[Data listing]
+---+
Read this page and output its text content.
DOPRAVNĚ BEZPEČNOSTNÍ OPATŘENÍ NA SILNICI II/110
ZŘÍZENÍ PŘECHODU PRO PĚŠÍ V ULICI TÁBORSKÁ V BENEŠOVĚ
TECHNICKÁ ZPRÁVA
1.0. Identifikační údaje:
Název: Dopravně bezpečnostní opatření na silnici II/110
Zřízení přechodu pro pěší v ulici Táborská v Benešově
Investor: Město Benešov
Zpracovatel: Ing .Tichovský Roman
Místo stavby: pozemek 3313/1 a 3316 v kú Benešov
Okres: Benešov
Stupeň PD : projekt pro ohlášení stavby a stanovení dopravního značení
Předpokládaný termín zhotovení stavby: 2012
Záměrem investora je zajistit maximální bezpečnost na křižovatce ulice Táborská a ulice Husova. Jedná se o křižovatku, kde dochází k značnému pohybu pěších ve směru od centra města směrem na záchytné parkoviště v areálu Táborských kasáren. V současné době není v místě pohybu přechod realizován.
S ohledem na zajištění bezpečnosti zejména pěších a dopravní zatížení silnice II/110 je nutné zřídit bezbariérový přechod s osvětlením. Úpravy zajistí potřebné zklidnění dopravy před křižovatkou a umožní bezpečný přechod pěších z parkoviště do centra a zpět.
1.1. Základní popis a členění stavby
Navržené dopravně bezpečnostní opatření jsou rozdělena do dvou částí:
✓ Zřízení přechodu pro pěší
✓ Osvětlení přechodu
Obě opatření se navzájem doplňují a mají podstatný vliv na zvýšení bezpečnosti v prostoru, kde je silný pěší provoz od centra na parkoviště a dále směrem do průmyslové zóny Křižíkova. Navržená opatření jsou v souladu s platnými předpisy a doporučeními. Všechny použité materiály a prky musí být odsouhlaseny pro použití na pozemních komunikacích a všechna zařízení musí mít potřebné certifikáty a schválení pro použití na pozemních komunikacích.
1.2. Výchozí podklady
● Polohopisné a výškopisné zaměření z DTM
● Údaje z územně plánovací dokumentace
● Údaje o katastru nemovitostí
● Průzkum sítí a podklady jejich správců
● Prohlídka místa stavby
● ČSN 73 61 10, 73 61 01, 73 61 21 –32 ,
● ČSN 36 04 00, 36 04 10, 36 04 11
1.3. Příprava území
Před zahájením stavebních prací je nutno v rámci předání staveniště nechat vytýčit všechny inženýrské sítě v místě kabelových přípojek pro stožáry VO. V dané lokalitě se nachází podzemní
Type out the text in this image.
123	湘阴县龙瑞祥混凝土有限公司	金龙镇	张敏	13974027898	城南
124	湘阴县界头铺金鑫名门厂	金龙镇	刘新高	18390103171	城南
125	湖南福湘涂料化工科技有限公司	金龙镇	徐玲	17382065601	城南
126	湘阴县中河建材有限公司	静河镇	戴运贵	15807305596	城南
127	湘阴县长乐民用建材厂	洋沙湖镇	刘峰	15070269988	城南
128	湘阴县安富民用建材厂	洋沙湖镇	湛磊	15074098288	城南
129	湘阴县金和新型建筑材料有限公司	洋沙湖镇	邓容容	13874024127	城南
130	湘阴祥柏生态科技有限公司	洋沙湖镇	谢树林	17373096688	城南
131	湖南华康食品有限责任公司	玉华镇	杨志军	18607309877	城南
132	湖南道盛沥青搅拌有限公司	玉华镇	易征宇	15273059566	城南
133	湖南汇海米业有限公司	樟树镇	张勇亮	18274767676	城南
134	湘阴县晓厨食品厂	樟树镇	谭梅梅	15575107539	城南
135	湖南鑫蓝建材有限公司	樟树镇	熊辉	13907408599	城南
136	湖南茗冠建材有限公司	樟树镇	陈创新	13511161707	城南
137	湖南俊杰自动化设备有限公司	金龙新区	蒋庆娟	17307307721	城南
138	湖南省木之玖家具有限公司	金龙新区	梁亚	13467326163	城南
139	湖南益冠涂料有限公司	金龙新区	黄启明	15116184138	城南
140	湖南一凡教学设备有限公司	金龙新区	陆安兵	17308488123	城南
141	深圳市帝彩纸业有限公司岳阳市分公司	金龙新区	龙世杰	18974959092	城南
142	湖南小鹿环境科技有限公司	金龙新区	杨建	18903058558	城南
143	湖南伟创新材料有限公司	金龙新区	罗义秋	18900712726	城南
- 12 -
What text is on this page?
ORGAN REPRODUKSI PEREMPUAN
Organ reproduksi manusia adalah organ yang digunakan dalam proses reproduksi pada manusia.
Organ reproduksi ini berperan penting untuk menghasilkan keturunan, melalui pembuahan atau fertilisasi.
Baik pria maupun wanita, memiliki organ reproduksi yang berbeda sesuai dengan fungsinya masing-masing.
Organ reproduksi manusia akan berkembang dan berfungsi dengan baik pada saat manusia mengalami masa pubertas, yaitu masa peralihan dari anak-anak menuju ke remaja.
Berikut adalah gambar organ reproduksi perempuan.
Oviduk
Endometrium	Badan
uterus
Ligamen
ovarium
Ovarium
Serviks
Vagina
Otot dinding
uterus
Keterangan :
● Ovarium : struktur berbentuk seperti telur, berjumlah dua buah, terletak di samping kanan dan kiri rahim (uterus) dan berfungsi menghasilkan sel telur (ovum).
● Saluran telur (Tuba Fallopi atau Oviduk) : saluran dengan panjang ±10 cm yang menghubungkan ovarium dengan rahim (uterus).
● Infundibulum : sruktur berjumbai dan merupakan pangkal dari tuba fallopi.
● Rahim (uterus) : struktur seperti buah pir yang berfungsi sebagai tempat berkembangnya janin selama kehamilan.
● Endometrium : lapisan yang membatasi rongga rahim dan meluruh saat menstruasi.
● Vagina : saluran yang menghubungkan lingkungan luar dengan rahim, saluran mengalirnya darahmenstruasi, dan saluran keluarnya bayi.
+---+
What is required:
Type the material above out again, exactly.

Correct result:
Read this page and output its text content.
DOPRAVNĚ BEZPEČNOSTNÍ OPATŘENÍ NA SILNICI II/110
ZŘÍZENÍ PŘECHODU PRO PĚŠÍ V ULICI TÁBORSKÁ V BENEŠOVĚ
TECHNICKÁ ZPRÁVA
1.0. Identifikační údaje:
Název: Dopravně bezpečnostní opatření na silnici II/110
Zřízení přechodu pro pěší v ulici Táborská v Benešově
Investor: Město Benešov
Zpracovatel: Ing .Tichovský Roman
Místo stavby: pozemek 3313/1 a 3316 v kú Benešov
Okres: Benešov
Stupeň PD : projekt pro ohlášení stavby a stanovení dopravního značení
Předpokládaný termín zhotovení stavby: 2012
Záměrem investora je zajistit maximální bezpečnost na křižovatce ulice Táborská a ulice Husova. Jedná se o křižovatku, kde dochází k značnému pohybu pěších ve směru od centra města směrem na záchytné parkoviště v areálu Táborských kasáren. V současné době není v místě pohybu přechod realizován.
S ohledem na zajištění bezpečnosti zejména pěších a dopravní zatížení silnice II/110 je nutné zřídit bezbariérový přechod s osvětlením. Úpravy zajistí potřebné zklidnění dopravy před křižovatkou a umožní bezpečný přechod pěších z parkoviště do centra a zpět.
1.1. Základní popis a členění stavby
Navržené dopravně bezpečnostní opatření jsou rozdělena do dvou částí:
✓ Zřízení přechodu pro pěší
✓ Osvětlení přechodu
Obě opatření se navzájem doplňují a mají podstatný vliv na zvýšení bezpečnosti v prostoru, kde je silný pěší provoz od centra na parkoviště a dále směrem do průmyslové zóny Křižíkova. Navržená opatření jsou v souladu s platnými předpisy a doporučeními. Všechny použité materiály a prky musí být odsouhlaseny pro použití na pozemních komunikacích a všechna zařízení musí mít potřebné certifikáty a schválení pro použití na pozemních komunikacích.
1.2. Výchozí podklady
● Polohopisné a výškopisné zaměření z DTM
● Údaje z územně plánovací dokumentace
● Údaje o katastru nemovitostí
● Průzkum sítí a podklady jejich správců
● Prohlídka místa stavby
● ČSN 73 61 10, 73 61 01, 73 61 21 –32 ,
● ČSN 36 04 00, 36 04 10, 36 04 11
1.3. Příprava území
Před zahájením stavebních prací je nutno v rámci předání staveniště nechat vytýčit všechny inženýrské sítě v místě kabelových přípojek pro stožáry VO. V dané lokalitě se nachází podzemní
Type out the text in this image.
123	湘阴县龙瑞祥混凝土有限公司	金龙镇	张敏	13974027898	城南
124	湘阴县界头铺金鑫名门厂	金龙镇	刘新高	18390103171	城南
125	湖南福湘涂料化工科技有限公司	金龙镇	徐玲	17382065601	城南
126	湘阴县中河建材有限公司	静河镇	戴运贵	15807305596	城南
127	湘阴县长乐民用建材厂	洋沙湖镇	刘峰	15070269988	城南
128	湘阴县安富民用建材厂	洋沙湖镇	湛磊	15074098288	城南
129	湘阴县金和新型建筑材料有限公司	洋沙湖镇	邓容容	13874024127	城南
130	湘阴祥柏生态科技有限公司	洋沙湖镇	谢树林	17373096688	城南
131	湖南华康食品有限责任公司	玉华镇	杨志军	18607309877	城南
132	湖南道盛沥青搅拌有限公司	玉华镇	易征宇	15273059566	城南
133	湖南汇海米业有限公司	樟树镇	张勇亮	18274767676	城南
134	湘阴县晓厨食品厂	樟树镇	谭梅梅	15575107539	城南
135	湖南鑫蓝建材有限公司	樟树镇	熊辉	13907408599	城南
136	湖南茗冠建材有限公司	樟树镇	陈创新	13511161707	城南
137	湖南俊杰自动化设备有限公司	金龙新区	蒋庆娟	17307307721	城南
138	湖南省木之玖家具有限公司	金龙新区	梁亚	13467326163	城南
139	湖南益冠涂料有限公司	金龙新区	黄启明	15116184138	城南
140	湖南一凡教学设备有限公司	金龙新区	陆安兵	17308488123	城南
141	深圳市帝彩纸业有限公司岳阳市分公司	金龙新区	龙世杰	18974959092	城南
142	湖南小鹿环境科技有限公司	金龙新区	杨建	18903058558	城南
143	湖南伟创新材料有限公司	金龙新区	罗义秋	18900712726	城南
- 12 -
What text is on this page?
ORGAN REPRODUKSI PEREMPUAN
Organ reproduksi manusia adalah organ yang digunakan dalam proses reproduksi pada manusia.
Organ reproduksi ini berperan penting untuk menghasilkan keturunan, melalui pembuahan atau fertilisasi.
Baik pria maupun wanita, memiliki organ reproduksi yang berbeda sesuai dengan fungsinya masing-masing.
Organ reproduksi manusia akan berkembang dan berfungsi dengan baik pada saat manusia mengalami masa pubertas, yaitu masa peralihan dari anak-anak menuju ke remaja.
Berikut adalah gambar organ reproduksi perempuan.
Oviduk
Endometrium	Badan
uterus
Ligamen
ovarium
Ovarium
Serviks
Vagina
Otot dinding
uterus
Keterangan :
● Ovarium : struktur berbentuk seperti telur, berjumlah dua buah, terletak di samping kanan dan kiri rahim (uterus) dan berfungsi menghasilkan sel telur (ovum).
● Saluran telur (Tuba Fallopi atau Oviduk) : saluran dengan panjang ±10 cm yang menghubungkan ovarium dengan rahim (uterus).
● Infundibulum : sruktur berjumbai dan merupakan pangkal dari tuba fallopi.
● Rahim (uterus) : struktur seperti buah pir yang berfungsi sebagai tempat berkembangnya janin selama kehamilan.
● Endometrium : lapisan yang membatasi rongga rahim dan meluruh saat menstruasi.
● Vagina : saluran yang menghubungkan lingkungan luar dengan rahim, saluran mengalirnya darahmenstruasi, dan saluran keluarnya bayi.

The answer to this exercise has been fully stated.